Extracted data entries:
• • •
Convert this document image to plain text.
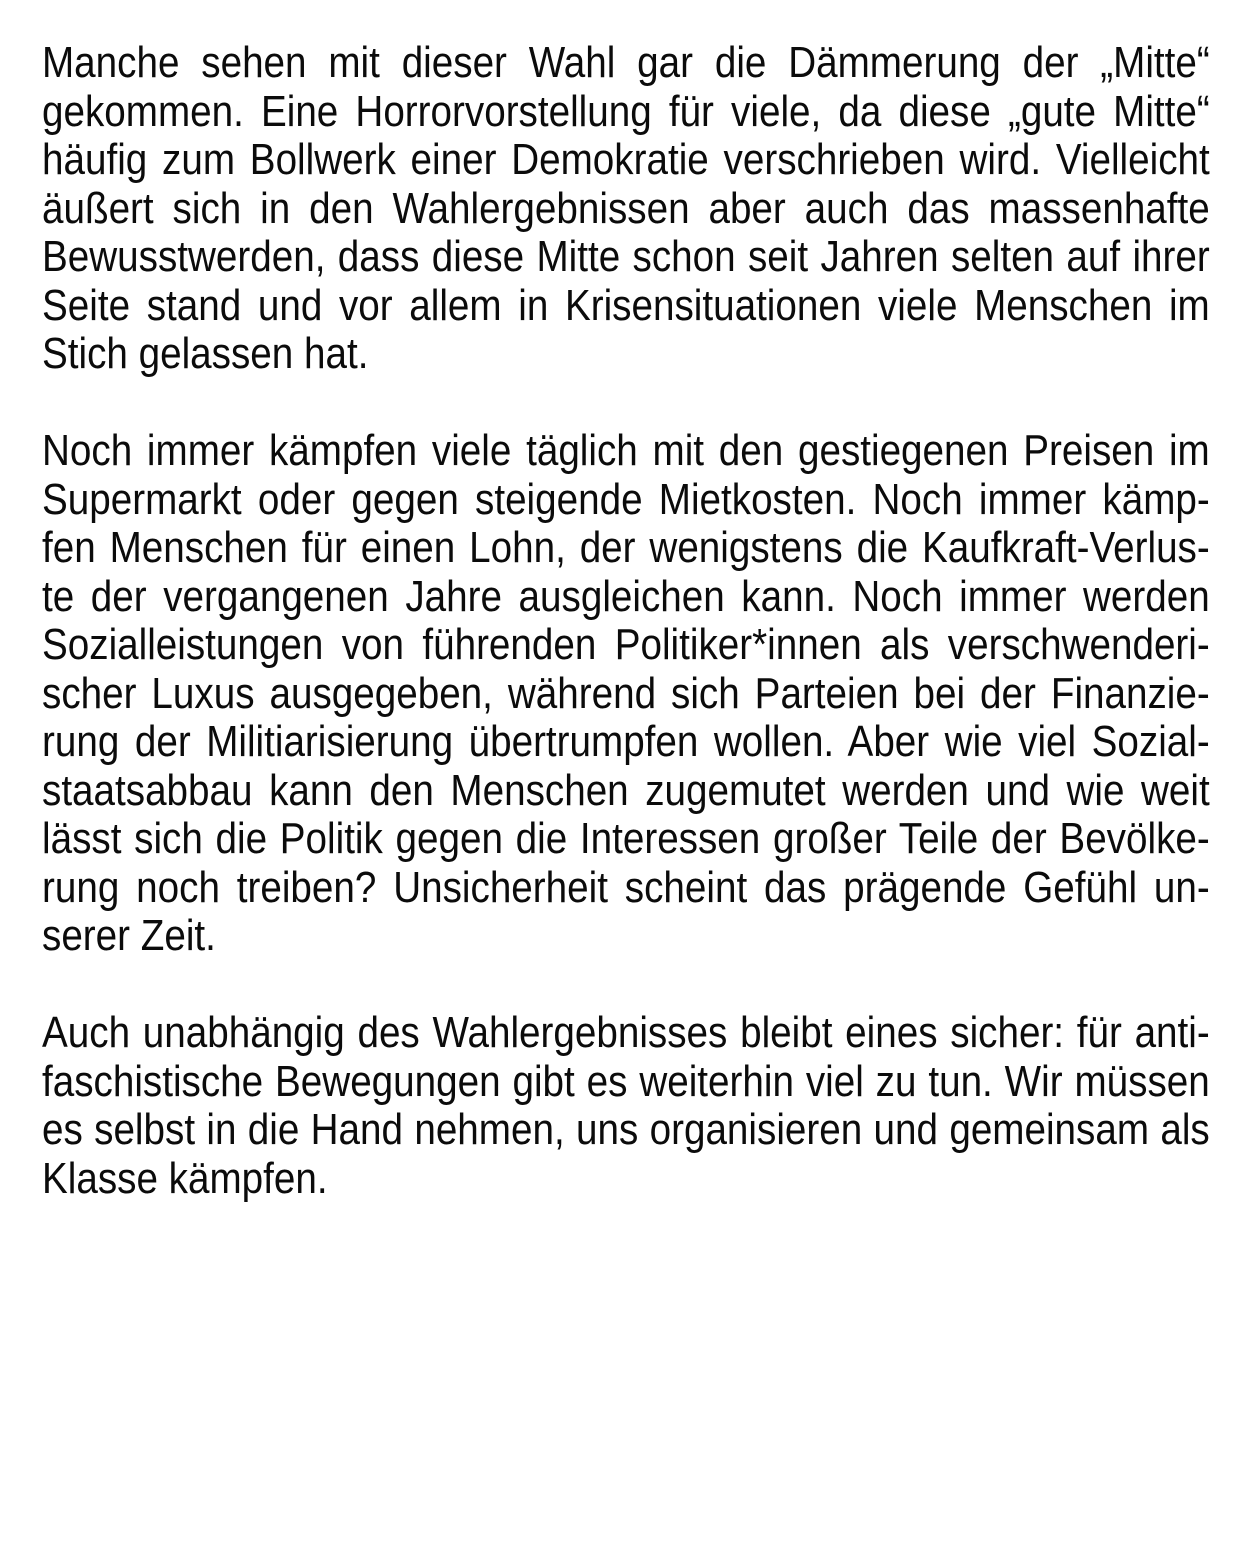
Manche sehen mit dieser Wahl gar die Dämmerung der „Mitte“
gekommen. Eine Horrorvorstellung für viele, da diese „gute Mitte“
häufig zum Bollwerk einer Demokratie verschrieben wird. Vielleicht
äußert sich in den Wahlergebnissen aber auch das massenhafte
Bewusstwerden, dass diese Mitte schon seit Jahren selten auf ihrer
Seite stand und vor allem in Krisensituationen viele Menschen im
Stich gelassen hat.
Noch immer kämpfen viele täglich mit den gestiegenen Preisen im
Supermarkt oder gegen steigende Mietkosten. Noch immer kämp-
fen Menschen für einen Lohn, der wenigstens die Kaufkraft-Verlus-
te der vergangenen Jahre ausgleichen kann. Noch immer werden
Sozialleistungen von führenden Politiker*innen als verschwenderi-
scher Luxus ausgegeben, während sich Parteien bei der Finanzie-
rung der Militiarisierung übertrumpfen wollen. Aber wie viel Sozial-
staatsabbau kann den Menschen zugemutet werden und wie weit
lässt sich die Politik gegen die Interessen großer Teile der Bevölke-
rung noch treiben? Unsicherheit scheint das prägende Gefühl un-
serer Zeit.
Auch unabhängig des Wahlergebnisses bleibt eines sicher: für anti-
faschistische Bewegungen gibt es weiterhin viel zu tun. Wir müssen
es selbst in die Hand nehmen, uns organisieren und gemeinsam als
Klasse kämpfen.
• • •
Required work: Lines containing the word "kann" are to be counted in the listing; state their number alone.

The answer: 2